Recorded data

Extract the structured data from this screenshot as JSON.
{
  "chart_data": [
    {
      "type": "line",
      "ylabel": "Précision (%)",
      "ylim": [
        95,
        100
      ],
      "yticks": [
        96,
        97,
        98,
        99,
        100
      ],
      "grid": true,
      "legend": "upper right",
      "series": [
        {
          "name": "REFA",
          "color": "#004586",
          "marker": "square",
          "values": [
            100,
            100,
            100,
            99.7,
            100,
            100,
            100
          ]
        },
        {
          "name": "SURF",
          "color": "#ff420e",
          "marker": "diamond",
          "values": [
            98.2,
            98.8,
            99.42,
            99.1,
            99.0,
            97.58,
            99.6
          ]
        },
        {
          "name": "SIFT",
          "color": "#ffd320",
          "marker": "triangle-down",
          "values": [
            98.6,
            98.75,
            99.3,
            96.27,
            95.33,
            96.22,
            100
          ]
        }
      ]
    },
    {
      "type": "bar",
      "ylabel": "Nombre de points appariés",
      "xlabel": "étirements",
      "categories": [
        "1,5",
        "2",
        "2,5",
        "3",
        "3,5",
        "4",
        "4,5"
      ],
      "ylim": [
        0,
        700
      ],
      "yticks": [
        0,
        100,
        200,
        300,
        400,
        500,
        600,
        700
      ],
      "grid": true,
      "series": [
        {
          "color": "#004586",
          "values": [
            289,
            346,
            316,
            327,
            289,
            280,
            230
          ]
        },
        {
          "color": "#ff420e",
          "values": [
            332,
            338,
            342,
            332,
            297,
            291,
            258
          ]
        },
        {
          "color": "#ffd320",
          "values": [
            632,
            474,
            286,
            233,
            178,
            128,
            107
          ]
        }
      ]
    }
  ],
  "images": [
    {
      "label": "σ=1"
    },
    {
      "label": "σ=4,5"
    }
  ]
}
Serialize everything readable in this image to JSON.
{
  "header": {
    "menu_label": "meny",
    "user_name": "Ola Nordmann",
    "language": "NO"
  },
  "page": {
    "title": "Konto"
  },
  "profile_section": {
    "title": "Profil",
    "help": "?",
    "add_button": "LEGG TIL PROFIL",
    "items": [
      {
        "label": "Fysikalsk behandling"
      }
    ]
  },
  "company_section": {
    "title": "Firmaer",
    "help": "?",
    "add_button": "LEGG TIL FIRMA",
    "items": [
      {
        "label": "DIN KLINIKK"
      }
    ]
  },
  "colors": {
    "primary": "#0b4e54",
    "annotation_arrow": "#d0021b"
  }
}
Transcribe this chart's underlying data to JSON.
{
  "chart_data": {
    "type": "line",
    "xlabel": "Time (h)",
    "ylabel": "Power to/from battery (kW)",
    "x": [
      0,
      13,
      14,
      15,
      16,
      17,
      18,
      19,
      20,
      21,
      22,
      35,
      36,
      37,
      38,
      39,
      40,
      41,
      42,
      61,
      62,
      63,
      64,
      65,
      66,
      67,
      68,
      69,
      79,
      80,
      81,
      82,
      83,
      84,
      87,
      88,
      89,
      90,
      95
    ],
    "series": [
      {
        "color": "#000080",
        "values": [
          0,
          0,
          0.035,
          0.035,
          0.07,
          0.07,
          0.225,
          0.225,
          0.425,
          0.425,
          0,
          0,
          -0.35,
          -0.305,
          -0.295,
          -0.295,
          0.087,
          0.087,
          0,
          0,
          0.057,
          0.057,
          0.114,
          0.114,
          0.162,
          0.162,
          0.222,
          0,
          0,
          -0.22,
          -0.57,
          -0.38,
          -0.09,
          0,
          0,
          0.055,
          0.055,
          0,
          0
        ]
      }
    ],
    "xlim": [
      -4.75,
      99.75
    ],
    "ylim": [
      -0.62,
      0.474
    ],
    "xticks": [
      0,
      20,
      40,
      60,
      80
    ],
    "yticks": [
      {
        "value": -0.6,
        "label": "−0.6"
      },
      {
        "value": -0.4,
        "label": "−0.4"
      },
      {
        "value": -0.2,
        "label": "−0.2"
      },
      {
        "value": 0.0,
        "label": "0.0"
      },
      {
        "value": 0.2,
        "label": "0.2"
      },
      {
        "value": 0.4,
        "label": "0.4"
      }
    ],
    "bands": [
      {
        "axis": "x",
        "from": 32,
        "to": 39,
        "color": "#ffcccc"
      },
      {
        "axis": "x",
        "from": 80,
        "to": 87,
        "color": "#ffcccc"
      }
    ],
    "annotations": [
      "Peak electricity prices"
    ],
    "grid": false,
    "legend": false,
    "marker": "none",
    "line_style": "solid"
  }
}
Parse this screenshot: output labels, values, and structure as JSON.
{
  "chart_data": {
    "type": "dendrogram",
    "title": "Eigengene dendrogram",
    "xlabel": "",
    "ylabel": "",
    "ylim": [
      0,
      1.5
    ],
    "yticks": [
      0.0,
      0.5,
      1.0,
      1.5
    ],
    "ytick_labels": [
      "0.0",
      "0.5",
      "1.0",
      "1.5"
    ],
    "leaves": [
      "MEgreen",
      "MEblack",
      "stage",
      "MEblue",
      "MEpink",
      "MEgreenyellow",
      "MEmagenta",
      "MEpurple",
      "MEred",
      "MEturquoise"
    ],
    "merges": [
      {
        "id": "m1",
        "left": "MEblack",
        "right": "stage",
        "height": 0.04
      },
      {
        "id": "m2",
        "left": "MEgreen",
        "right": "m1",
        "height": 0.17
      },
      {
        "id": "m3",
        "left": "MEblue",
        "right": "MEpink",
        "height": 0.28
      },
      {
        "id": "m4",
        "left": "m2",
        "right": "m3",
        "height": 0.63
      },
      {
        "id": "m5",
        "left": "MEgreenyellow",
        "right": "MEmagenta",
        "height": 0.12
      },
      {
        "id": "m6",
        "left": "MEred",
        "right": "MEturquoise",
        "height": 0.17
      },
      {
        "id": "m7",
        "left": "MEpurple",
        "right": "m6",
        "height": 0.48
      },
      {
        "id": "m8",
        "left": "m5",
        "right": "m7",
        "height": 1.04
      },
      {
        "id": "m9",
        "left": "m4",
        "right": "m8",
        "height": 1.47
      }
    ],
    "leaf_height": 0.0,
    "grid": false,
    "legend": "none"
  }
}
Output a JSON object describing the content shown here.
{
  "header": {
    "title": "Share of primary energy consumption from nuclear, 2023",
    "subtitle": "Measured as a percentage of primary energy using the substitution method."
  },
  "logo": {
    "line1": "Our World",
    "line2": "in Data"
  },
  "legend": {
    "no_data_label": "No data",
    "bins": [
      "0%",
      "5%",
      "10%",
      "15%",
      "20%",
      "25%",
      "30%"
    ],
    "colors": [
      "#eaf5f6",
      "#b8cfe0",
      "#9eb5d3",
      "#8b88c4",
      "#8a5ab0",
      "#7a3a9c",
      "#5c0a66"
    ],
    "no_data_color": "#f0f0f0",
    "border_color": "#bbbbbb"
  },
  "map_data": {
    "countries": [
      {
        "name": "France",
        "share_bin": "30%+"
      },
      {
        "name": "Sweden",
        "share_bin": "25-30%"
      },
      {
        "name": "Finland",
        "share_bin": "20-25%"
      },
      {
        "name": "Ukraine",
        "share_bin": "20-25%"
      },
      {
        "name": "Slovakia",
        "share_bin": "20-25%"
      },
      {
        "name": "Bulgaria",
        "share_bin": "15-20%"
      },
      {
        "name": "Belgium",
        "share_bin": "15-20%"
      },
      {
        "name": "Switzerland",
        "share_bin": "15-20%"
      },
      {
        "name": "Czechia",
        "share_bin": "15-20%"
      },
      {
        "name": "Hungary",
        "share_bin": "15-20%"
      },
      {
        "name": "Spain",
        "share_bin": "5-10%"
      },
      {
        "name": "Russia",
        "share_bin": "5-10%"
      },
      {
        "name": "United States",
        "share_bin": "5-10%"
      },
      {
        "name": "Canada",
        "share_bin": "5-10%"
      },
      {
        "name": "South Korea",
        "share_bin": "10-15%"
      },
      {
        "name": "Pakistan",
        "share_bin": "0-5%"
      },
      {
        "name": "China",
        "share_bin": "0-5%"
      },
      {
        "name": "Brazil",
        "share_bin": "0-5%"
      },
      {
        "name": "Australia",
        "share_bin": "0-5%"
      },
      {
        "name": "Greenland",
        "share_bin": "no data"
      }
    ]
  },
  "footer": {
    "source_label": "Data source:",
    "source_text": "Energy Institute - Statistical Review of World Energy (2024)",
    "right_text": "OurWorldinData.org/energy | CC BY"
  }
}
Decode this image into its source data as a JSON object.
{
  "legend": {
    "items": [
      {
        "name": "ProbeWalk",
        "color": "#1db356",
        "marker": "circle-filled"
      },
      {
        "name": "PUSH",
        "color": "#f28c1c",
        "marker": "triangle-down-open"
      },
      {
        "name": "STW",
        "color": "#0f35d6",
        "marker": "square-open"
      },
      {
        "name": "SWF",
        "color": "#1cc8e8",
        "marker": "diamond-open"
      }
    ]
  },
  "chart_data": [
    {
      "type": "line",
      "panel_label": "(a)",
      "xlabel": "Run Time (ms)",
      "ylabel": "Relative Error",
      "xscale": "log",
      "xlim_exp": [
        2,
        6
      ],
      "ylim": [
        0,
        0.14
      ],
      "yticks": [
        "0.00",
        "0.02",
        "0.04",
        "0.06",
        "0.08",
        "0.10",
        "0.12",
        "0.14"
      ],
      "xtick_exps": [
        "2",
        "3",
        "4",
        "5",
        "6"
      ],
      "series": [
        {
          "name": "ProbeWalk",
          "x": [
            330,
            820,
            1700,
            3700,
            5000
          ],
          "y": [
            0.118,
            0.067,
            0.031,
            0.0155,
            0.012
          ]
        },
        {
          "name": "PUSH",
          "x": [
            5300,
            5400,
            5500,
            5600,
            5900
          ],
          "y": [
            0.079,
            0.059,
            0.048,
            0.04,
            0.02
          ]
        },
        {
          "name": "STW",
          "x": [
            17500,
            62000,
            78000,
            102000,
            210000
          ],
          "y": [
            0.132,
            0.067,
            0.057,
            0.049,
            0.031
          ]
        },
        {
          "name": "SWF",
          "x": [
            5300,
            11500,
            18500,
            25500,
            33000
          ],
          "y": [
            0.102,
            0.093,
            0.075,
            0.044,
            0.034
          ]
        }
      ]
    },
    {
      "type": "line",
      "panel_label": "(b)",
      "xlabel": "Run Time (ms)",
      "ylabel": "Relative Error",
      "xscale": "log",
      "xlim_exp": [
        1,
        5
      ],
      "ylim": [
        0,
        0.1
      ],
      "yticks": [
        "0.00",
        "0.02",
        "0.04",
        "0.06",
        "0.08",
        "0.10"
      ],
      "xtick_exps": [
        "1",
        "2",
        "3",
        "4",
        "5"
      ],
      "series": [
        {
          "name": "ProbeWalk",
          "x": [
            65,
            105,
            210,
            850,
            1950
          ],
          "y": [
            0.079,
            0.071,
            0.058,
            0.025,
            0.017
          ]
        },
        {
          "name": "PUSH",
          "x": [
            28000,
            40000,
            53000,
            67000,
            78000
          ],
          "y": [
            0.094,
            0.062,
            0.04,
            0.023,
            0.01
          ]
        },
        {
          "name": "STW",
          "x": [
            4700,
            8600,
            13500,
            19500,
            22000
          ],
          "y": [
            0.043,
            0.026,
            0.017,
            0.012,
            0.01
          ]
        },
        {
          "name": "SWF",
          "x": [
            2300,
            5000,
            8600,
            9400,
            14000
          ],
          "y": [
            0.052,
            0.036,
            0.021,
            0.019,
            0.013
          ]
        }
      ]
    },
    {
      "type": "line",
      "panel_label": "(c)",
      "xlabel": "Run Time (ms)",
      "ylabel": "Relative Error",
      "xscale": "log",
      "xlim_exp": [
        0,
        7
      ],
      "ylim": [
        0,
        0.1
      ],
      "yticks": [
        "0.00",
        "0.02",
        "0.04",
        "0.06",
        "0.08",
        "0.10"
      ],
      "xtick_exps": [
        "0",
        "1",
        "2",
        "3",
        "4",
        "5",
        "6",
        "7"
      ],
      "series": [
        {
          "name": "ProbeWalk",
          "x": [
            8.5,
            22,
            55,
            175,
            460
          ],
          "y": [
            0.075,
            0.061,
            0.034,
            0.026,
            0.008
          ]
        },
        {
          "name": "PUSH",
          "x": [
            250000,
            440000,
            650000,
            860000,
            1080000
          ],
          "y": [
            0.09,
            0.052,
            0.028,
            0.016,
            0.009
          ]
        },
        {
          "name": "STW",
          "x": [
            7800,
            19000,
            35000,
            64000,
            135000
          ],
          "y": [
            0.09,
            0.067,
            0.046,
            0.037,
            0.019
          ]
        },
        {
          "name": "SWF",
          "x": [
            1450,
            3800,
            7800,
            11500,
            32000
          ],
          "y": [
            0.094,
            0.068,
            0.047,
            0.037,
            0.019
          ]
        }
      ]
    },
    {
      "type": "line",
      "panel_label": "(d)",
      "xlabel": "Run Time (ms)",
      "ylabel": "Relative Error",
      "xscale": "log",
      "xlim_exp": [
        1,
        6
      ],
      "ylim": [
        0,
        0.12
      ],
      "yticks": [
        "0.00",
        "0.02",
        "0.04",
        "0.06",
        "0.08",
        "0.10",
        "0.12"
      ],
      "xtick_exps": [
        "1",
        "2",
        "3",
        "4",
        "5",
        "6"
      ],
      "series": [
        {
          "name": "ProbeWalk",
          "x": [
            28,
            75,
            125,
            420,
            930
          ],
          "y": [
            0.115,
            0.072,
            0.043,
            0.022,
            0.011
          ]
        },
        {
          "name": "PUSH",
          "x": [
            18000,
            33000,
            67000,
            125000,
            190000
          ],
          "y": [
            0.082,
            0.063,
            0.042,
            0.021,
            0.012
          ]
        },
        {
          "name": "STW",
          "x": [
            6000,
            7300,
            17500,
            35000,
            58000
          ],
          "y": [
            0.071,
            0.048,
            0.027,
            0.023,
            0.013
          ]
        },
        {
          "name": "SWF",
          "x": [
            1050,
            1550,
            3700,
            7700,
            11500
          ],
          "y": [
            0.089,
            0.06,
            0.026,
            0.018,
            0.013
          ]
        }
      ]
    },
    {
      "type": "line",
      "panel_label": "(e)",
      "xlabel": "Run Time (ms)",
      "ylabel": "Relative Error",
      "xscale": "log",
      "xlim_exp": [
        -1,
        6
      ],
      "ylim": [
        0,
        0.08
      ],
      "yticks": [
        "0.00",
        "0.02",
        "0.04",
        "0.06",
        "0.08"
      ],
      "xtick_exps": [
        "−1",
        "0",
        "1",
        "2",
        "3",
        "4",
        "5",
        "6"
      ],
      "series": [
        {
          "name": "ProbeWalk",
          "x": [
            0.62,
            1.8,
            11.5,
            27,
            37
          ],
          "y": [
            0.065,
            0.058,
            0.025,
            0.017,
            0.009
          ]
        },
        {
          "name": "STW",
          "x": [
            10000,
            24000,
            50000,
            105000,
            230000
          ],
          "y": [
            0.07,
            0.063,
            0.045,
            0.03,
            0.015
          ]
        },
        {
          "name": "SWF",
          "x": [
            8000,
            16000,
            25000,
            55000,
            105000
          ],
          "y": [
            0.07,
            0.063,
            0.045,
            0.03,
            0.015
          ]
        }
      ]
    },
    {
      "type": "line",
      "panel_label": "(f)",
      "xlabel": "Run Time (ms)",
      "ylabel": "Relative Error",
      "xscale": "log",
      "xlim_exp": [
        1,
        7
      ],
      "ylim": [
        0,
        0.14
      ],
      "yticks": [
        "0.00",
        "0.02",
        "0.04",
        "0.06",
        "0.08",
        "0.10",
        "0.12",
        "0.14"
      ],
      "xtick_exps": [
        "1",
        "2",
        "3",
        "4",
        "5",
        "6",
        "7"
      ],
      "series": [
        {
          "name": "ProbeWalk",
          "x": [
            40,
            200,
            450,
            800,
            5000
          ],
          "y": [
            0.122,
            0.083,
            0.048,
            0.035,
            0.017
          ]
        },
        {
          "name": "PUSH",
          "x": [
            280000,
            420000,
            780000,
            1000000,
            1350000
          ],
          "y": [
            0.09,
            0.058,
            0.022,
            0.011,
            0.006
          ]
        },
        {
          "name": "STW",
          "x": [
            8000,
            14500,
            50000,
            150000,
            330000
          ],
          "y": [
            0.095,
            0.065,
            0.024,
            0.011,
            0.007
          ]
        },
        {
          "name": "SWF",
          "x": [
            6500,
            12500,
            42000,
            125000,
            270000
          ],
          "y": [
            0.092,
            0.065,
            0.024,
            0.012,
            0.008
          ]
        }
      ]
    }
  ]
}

= The problem =
Copy all lines of the listing above that contain the string "primary".

= Exercise response =
    "primary": "#0b4e54",
    "title": "Share of primary energy consumption from nuclear, 2023",
    "subtitle": "Measured as a percentage of primary energy using the substitution method."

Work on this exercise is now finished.